Task to complete: The word "name" occurs in some lines of the data. Return each such line.
==============================
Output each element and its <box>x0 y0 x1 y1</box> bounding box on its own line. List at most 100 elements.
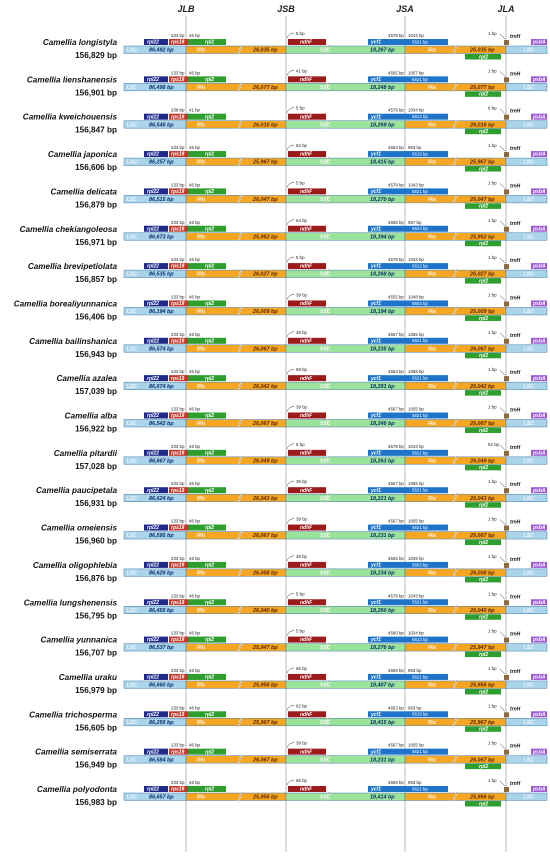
psbA-gene <box>531 300 547 307</box>
ycf1-label: ycf1 <box>370 749 381 755</box>
rpl2-ira-label: rpl2 <box>479 801 488 807</box>
rpl22-label: rpl22 <box>147 40 159 46</box>
ira-length: 26,067 bp <box>469 533 495 539</box>
region-label-lsc: LSC <box>127 720 137 726</box>
rpl2-gene-ira <box>465 464 501 471</box>
region-label-lsc: LSC <box>127 533 137 539</box>
rps19-ir-bp: 233 bp <box>171 145 185 150</box>
genome-length: 156,879 bp <box>75 200 117 209</box>
species-name: Camellia brevipetiolata <box>28 262 118 271</box>
ndhF-label: ndhF <box>300 226 313 232</box>
rps19-label: rps19 <box>171 226 185 232</box>
species-name: Camellia azalea <box>56 374 117 383</box>
trnH-pointer <box>499 780 506 787</box>
trnH-label: trnH <box>510 482 521 488</box>
trnH-pointer <box>499 145 506 152</box>
rps19-label: rps19 <box>171 114 185 120</box>
trnH-label: trnH <box>510 706 521 712</box>
genome-length: 156,847 bp <box>75 126 117 135</box>
ndhF-gene <box>288 113 326 120</box>
rpl22-label: rpl22 <box>147 488 159 494</box>
region-label-lsc-right: LSC <box>524 645 534 651</box>
ycf1-length: 5621 bp <box>412 674 428 679</box>
species-row: Camellia brevipetiolata 156,857 bp LSC IRb S… <box>28 255 548 284</box>
region-label-irb: IRb <box>197 608 205 614</box>
genome-length: 157,028 bp <box>75 462 117 471</box>
rps19-ir-bp: 233 bp <box>171 407 185 412</box>
ycf1-ssc-bp: 1055 bp <box>408 519 424 524</box>
ycf1-gene <box>368 711 448 718</box>
junction-label-jla: JLA <box>497 4 514 14</box>
rps19-lsc-bp: 46 bp <box>189 294 201 299</box>
region-label-ssc: SSC <box>320 571 331 577</box>
region-label-ira: IRa <box>428 795 436 801</box>
rps19-ir-bp: 233 bp <box>171 33 185 38</box>
ndhF-bp: 64 bp <box>296 218 308 223</box>
rpl2-label: rpl2 <box>205 264 214 270</box>
ycf1-ira-bp: 4555 bp <box>388 556 404 561</box>
trnH-pointer <box>499 743 506 749</box>
ycf1-ira-bp: 4578 bp <box>388 108 404 113</box>
genome-length: 156,605 bp <box>75 723 117 732</box>
trnH-label: trnH <box>510 109 521 115</box>
ycf1-ira-bp: 4580 bp <box>388 631 404 636</box>
trnH-pointer <box>499 33 506 40</box>
psbA-gene <box>531 561 547 568</box>
rpl2-gene-ira <box>465 726 501 732</box>
region-label-ssc: SSC <box>320 795 331 801</box>
genome-length: 156,949 bp <box>75 761 117 770</box>
ndhF-label: ndhF <box>300 189 313 195</box>
rps19-ir-bp: 233 bp <box>171 705 185 710</box>
ycf1-gene <box>368 300 448 307</box>
junction-guide-lines <box>185 16 507 852</box>
ndhF-bp: 39 bp <box>296 517 308 522</box>
species-row: Camellia borealiyunnanica 156,406 bp LSC IR… <box>14 292 548 322</box>
rps19-lsc-bp: 46 bp <box>189 556 201 561</box>
trnH-bp: 1 bp <box>488 218 497 223</box>
rpl22-gene <box>144 375 168 382</box>
rpl2-ira-label: rpl2 <box>479 390 488 396</box>
ndhF-pointer <box>286 219 295 225</box>
ndhF-pointer <box>286 555 295 561</box>
psbA-gene <box>531 673 547 680</box>
break-mark-edge <box>237 44 243 55</box>
ndhF-pointer <box>286 368 295 375</box>
region-label-irb: IRb <box>197 384 205 390</box>
ycf1-gene <box>368 412 448 419</box>
rpl2-gene <box>188 487 226 494</box>
ycf1-length: 5613 bp <box>412 637 428 642</box>
lsc-length: 86,660 bp <box>149 683 174 689</box>
trnH-bp: 1 bp <box>488 517 497 522</box>
rpl22-label: rpl22 <box>147 712 159 718</box>
region-label-irb: IRb <box>197 122 205 128</box>
region-label-lsc-right: LSC <box>524 85 534 91</box>
rpl2-ira-label: rpl2 <box>479 204 488 210</box>
ycf1-ssc-bp: 1057 bp <box>408 70 424 75</box>
break-mark-edge <box>237 343 243 354</box>
rpl22-label: rpl22 <box>147 525 159 531</box>
break-mark-edge <box>324 455 330 466</box>
ira-length: 26,035 bp <box>469 48 495 54</box>
rps19-label: rps19 <box>171 152 185 158</box>
rpl2-label: rpl2 <box>205 114 214 120</box>
trnH-gene <box>504 749 509 755</box>
region-label-lsc: LSC <box>127 272 137 278</box>
lsc-region-right <box>505 344 548 353</box>
irb-length: 26,077 bp <box>252 85 278 91</box>
rpl22-gene <box>144 786 168 792</box>
ndhF-label: ndhF <box>300 77 313 83</box>
ycf1-ira-bp: 4578 bp <box>388 593 404 598</box>
ycf1-ssc-bp: 1055 bp <box>408 743 424 748</box>
ndhF-label: ndhF <box>300 264 313 270</box>
psbA-label: psbA <box>532 226 546 232</box>
species-row: Camellia paucipetala 156,931 bp LSC IRb SSC I… <box>36 479 548 509</box>
region-label-irb: IRb <box>197 795 205 801</box>
rps19-lsc-bp: 46 bp <box>189 33 201 38</box>
region-label-ira: IRa <box>428 197 436 203</box>
trnH-gene <box>504 338 509 344</box>
ndhF-pointer <box>286 32 295 39</box>
region-label-ira: IRa <box>428 160 436 166</box>
break-mark-edge <box>237 530 243 541</box>
genome-length: 156,971 bp <box>75 238 117 247</box>
trnH-label: trnH <box>510 744 521 750</box>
==============================
Response to this task:
species-name: Camellia brevipetiolata <box>28 262 118 271</box>
species-name: Camellia azalea <box>56 374 117 383</box>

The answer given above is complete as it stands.